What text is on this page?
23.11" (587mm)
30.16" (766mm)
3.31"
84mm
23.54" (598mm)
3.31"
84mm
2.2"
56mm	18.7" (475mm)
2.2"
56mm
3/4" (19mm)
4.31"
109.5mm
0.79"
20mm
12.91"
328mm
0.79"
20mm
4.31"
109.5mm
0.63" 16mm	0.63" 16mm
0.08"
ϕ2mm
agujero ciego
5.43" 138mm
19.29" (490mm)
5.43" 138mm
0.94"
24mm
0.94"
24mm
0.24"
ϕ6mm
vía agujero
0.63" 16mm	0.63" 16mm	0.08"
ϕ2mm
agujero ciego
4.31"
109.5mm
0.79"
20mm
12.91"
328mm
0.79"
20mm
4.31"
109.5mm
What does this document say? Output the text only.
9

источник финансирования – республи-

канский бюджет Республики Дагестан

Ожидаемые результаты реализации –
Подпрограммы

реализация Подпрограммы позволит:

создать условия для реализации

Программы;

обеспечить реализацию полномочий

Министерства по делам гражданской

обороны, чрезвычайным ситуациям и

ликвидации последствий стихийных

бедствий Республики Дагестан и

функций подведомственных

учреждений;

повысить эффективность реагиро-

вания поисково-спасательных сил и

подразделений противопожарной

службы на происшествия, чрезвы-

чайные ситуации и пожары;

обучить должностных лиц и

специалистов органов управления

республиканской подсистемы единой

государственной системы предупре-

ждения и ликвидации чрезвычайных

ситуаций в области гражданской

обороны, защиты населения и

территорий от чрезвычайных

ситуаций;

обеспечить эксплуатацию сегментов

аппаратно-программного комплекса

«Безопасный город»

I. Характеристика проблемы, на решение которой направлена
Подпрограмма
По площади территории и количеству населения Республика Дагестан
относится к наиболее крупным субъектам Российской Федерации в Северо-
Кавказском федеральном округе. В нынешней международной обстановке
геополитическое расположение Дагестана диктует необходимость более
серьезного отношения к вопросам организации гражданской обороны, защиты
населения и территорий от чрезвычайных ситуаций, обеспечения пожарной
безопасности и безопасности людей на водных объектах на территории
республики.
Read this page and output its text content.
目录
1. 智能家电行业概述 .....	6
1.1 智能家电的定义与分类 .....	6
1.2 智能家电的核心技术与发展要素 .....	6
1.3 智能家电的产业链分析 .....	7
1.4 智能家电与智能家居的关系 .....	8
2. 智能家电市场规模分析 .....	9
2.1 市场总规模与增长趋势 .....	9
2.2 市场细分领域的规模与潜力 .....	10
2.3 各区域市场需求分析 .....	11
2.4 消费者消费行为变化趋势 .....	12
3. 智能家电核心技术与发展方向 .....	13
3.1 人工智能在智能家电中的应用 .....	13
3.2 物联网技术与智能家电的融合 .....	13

Written request »
Please retype, exactly as written, every line from the line containing "Read this page and output its text content." through the last line of the records above, including both of those lines, and nothing else.

Output below »
Read this page and output its text content.
目录
1. 智能家电行业概述 .....	6
1.1 智能家电的定义与分类 .....	6
1.2 智能家电的核心技术与发展要素 .....	6
1.3 智能家电的产业链分析 .....	7
1.4 智能家电与智能家居的关系 .....	8
2. 智能家电市场规模分析 .....	9
2.1 市场总规模与增长趋势 .....	9
2.2 市场细分领域的规模与潜力 .....	10
2.3 各区域市场需求分析 .....	11
2.4 消费者消费行为变化趋势 .....	12
3. 智能家电核心技术与发展方向 .....	13
3.1 人工智能在智能家电中的应用 .....	13
3.2 物联网技术与智能家电的融合 .....	13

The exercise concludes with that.